Data records
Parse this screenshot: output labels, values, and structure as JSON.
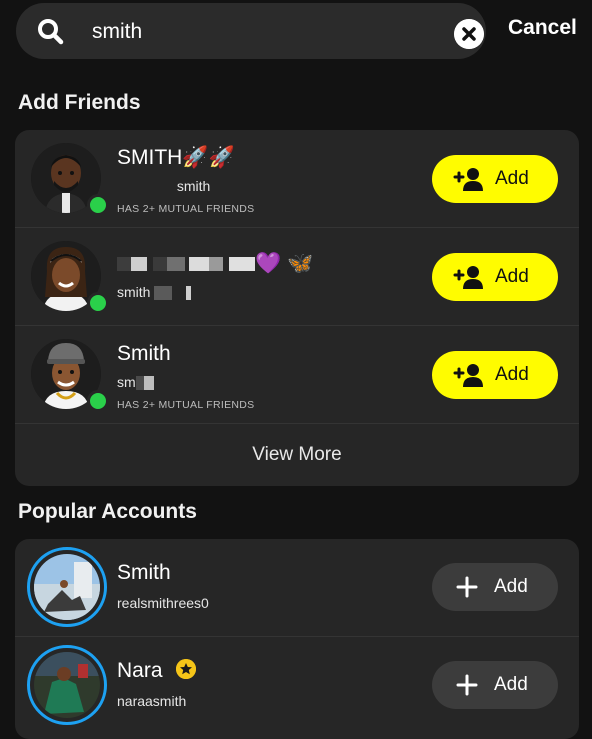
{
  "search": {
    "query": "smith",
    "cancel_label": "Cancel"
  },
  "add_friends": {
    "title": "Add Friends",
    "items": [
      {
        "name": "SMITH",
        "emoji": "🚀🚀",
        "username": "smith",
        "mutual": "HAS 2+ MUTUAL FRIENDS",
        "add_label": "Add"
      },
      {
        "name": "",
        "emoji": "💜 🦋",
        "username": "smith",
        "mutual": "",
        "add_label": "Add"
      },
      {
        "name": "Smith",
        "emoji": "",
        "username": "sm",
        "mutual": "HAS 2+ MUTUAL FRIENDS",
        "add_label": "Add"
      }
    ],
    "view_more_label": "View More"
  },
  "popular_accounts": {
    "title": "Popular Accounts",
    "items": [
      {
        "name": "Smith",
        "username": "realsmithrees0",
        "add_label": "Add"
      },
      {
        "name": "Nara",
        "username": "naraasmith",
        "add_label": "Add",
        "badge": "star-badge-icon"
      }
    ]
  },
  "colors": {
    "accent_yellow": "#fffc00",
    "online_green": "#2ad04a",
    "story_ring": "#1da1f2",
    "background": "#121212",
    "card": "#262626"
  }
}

---

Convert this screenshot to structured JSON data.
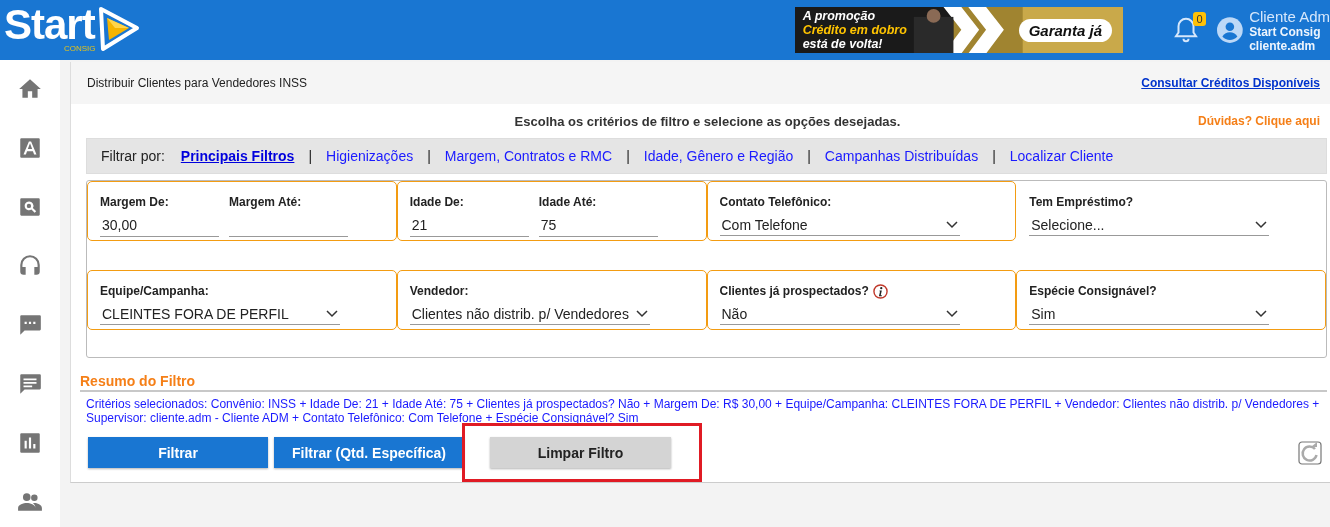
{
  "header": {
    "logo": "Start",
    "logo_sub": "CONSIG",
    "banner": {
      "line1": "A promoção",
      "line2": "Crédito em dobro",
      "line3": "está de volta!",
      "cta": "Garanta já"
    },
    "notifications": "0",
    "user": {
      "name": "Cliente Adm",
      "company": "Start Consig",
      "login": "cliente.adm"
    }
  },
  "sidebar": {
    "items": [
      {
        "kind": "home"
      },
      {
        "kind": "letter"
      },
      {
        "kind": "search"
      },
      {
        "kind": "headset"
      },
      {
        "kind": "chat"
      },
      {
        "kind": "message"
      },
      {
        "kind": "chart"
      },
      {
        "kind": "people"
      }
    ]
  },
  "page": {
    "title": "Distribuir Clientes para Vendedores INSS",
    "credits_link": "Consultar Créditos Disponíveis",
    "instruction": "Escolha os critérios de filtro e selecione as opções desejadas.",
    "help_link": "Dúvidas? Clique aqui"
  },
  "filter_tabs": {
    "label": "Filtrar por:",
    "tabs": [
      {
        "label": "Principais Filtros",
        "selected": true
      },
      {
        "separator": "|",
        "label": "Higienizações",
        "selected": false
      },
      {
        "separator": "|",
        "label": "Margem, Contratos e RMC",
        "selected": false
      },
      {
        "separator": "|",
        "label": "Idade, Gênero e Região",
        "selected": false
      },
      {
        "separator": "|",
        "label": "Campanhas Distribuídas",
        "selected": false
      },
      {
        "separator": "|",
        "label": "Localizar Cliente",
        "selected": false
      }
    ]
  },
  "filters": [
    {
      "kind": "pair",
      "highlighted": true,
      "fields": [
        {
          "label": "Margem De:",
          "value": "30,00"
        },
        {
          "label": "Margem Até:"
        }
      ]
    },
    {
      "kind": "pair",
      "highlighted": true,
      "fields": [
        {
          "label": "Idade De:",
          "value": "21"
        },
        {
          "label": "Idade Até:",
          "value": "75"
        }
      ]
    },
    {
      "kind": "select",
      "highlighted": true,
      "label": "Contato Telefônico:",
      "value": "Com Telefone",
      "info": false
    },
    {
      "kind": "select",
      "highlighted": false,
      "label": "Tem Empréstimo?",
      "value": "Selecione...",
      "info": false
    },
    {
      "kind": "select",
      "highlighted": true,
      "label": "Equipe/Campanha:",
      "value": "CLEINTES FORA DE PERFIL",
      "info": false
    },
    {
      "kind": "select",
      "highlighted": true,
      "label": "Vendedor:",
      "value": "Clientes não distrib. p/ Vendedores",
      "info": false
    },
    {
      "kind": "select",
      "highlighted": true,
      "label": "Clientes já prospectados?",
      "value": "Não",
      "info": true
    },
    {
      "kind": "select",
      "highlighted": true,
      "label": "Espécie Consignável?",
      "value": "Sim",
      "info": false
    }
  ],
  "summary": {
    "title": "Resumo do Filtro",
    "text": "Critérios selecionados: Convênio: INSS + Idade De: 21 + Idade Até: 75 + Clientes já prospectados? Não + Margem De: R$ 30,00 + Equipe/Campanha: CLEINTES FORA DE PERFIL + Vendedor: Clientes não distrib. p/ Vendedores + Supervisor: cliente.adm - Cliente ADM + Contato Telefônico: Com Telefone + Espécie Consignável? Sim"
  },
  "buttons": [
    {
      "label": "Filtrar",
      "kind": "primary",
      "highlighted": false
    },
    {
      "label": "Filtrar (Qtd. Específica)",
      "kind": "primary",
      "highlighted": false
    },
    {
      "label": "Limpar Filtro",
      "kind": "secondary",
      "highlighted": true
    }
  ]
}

Short exercise »
Search the records for the word "this" and copy every line where it occurs.

Exercise response »
Parse this screenshot: output labels, values, and structure as JSON.
Convert this screenshot to structured JSON data.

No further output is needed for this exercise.